**THE REQUEST:**
Extract every line where the string "gmail" appears.

[Collected data]

══════════════════════════════

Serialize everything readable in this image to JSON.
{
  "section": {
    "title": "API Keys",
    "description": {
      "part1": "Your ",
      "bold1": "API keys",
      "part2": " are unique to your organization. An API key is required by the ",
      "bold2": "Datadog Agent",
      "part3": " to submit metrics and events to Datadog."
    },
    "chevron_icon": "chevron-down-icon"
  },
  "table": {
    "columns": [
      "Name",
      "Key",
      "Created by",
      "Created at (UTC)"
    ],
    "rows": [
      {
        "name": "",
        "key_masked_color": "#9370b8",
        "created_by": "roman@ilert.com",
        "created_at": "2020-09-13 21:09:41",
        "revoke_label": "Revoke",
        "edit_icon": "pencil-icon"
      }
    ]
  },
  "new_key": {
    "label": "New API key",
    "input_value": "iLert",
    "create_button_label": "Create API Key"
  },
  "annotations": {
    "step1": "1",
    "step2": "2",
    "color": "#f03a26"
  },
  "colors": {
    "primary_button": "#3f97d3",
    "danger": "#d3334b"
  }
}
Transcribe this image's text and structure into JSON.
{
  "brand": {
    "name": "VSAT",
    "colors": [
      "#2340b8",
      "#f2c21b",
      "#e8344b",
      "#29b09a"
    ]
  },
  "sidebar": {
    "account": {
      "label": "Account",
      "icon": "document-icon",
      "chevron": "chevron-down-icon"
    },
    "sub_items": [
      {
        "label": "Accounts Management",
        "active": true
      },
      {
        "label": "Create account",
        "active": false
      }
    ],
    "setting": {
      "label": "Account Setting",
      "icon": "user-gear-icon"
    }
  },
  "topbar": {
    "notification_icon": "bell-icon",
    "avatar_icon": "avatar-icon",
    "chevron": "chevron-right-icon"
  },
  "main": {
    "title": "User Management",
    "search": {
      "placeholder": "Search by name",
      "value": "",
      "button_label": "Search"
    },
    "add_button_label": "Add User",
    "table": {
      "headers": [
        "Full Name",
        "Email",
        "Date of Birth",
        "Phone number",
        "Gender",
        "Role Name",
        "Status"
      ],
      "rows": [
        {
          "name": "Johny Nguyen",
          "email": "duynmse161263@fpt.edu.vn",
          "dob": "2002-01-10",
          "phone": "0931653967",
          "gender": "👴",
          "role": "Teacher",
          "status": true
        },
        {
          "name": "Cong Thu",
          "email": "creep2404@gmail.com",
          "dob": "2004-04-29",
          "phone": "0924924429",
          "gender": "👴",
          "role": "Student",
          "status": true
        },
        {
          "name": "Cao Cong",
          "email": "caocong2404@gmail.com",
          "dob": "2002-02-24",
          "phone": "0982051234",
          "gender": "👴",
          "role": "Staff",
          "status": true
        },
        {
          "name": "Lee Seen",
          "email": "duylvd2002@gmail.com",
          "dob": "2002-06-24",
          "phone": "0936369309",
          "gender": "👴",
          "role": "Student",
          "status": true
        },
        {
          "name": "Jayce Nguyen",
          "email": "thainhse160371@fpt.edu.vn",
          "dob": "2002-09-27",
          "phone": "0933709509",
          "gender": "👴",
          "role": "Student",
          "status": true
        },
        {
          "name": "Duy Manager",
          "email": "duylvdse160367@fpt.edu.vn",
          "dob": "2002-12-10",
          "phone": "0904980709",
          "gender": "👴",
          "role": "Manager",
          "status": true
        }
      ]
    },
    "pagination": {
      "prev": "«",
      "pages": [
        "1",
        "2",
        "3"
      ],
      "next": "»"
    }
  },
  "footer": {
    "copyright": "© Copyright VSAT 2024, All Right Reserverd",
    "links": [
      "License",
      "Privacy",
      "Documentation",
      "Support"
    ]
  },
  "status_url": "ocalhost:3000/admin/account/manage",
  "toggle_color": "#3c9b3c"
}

══════════════════════════════

**SOLUTION BELOW:**
          "email": "creep2404@gmail.com",
          "email": "caocong2404@gmail.com",
          "email": "duylvd2002@gmail.com",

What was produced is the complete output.